GOAL: Report each line in the entries below that contains the string "count", copying every such line in full.

EXERCISE MATERIAL:
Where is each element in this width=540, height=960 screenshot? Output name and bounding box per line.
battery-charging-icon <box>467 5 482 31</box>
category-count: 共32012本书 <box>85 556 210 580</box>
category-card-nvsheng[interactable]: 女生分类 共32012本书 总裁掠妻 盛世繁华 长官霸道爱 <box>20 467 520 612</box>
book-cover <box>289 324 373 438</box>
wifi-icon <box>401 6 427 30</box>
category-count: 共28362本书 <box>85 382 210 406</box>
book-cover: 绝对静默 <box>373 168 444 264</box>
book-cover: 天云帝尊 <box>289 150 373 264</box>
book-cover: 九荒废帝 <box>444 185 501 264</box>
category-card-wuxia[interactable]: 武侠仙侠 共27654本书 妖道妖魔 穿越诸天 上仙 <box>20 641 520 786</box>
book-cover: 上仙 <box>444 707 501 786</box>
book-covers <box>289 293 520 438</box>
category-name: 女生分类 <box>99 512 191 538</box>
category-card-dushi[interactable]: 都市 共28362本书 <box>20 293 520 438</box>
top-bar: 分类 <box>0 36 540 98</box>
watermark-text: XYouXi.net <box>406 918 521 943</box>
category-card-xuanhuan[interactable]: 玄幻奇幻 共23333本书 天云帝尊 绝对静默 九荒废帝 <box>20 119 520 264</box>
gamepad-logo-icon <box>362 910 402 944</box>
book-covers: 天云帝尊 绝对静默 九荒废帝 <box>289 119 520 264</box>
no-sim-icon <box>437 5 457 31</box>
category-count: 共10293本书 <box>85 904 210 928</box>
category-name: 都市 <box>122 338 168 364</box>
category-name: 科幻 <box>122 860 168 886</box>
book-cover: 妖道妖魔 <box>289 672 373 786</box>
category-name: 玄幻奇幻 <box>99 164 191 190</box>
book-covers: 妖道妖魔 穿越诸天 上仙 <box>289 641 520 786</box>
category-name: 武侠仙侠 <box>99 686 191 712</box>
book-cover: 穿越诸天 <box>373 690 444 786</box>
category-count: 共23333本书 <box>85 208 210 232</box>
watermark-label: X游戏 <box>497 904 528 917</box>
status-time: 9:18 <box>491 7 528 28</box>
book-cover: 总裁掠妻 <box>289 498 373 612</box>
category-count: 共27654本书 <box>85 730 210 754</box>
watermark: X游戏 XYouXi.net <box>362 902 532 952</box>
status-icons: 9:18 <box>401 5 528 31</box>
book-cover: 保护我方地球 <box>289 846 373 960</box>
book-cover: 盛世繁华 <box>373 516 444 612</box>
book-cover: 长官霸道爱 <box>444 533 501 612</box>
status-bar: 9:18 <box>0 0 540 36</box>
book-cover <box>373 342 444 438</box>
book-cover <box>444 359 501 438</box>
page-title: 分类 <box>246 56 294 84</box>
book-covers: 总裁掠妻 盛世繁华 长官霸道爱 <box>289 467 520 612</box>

TASK RESPONSE:
category-count: 共32012本书 <box>85 556 210 580</box>
category-count: 共28362本书 <box>85 382 210 406</box>
category-count: 共10293本书 <box>85 904 210 928</box>
category-count: 共23333本书 <box>85 208 210 232</box>
category-count: 共27654本书 <box>85 730 210 754</box>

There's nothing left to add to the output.